*** Input data ***

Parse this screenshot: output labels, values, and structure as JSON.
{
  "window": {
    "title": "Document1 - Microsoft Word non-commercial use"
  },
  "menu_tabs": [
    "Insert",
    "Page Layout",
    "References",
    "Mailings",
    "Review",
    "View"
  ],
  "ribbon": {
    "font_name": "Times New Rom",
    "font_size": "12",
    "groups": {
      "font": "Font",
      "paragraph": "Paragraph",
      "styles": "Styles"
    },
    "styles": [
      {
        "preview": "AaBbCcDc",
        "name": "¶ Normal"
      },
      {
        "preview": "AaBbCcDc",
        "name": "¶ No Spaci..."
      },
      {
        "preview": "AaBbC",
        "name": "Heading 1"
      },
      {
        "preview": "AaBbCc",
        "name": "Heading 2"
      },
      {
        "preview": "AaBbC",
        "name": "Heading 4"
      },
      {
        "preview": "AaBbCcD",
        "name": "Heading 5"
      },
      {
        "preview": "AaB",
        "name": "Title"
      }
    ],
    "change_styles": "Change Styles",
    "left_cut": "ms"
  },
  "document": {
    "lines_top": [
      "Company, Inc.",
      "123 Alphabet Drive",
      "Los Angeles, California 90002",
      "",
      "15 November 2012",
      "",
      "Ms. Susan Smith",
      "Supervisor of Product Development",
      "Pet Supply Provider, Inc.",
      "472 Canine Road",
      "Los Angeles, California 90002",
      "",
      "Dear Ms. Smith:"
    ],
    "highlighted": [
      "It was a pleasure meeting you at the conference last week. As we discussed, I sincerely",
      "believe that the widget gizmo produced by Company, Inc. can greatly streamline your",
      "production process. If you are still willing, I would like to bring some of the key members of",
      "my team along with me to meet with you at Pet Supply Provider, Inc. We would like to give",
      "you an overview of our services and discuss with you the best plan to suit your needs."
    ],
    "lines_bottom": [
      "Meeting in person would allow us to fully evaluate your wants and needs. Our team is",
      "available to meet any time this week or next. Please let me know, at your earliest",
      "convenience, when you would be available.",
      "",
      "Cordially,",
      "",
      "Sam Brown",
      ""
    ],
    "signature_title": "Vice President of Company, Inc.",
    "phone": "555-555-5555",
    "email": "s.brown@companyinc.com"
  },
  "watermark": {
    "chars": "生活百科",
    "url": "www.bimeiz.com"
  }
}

***

→ **Written problem**
Reproduce every line of the material above exactly.

→ **Solution**
Parse this screenshot: output labels, values, and structure as JSON.
{
  "window": {
    "title": "Document1 - Microsoft Word non-commercial use"
  },
  "menu_tabs": [
    "Insert",
    "Page Layout",
    "References",
    "Mailings",
    "Review",
    "View"
  ],
  "ribbon": {
    "font_name": "Times New Rom",
    "font_size": "12",
    "groups": {
      "font": "Font",
      "paragraph": "Paragraph",
      "styles": "Styles"
    },
    "styles": [
      {
        "preview": "AaBbCcDc",
        "name": "¶ Normal"
      },
      {
        "preview": "AaBbCcDc",
        "name": "¶ No Spaci..."
      },
      {
        "preview": "AaBbC",
        "name": "Heading 1"
      },
      {
        "preview": "AaBbCc",
        "name": "Heading 2"
      },
      {
        "preview": "AaBbC",
        "name": "Heading 4"
      },
      {
        "preview": "AaBbCcD",
        "name": "Heading 5"
      },
      {
        "preview": "AaB",
        "name": "Title"
      }
    ],
    "change_styles": "Change Styles",
    "left_cut": "ms"
  },
  "document": {
    "lines_top": [
      "Company, Inc.",
      "123 Alphabet Drive",
      "Los Angeles, California 90002",
      "",
      "15 November 2012",
      "",
      "Ms. Susan Smith",
      "Supervisor of Product Development",
      "Pet Supply Provider, Inc.",
      "472 Canine Road",
      "Los Angeles, California 90002",
      "",
      "Dear Ms. Smith:"
    ],
    "highlighted": [
      "It was a pleasure meeting you at the conference last week. As we discussed, I sincerely",
      "believe that the widget gizmo produced by Company, Inc. can greatly streamline your",
      "production process. If you are still willing, I would like to bring some of the key members of",
      "my team along with me to meet with you at Pet Supply Provider, Inc. We would like to give",
      "you an overview of our services and discuss with you the best plan to suit your needs."
    ],
    "lines_bottom": [
      "Meeting in person would allow us to fully evaluate your wants and needs. Our team is",
      "available to meet any time this week or next. Please let me know, at your earliest",
      "convenience, when you would be available.",
      "",
      "Cordially,",
      "",
      "Sam Brown",
      ""
    ],
    "signature_title": "Vice President of Company, Inc.",
    "phone": "555-555-5555",
    "email": "s.brown@companyinc.com"
  },
  "watermark": {
    "chars": "生活百科",
    "url": "www.bimeiz.com"
  }
}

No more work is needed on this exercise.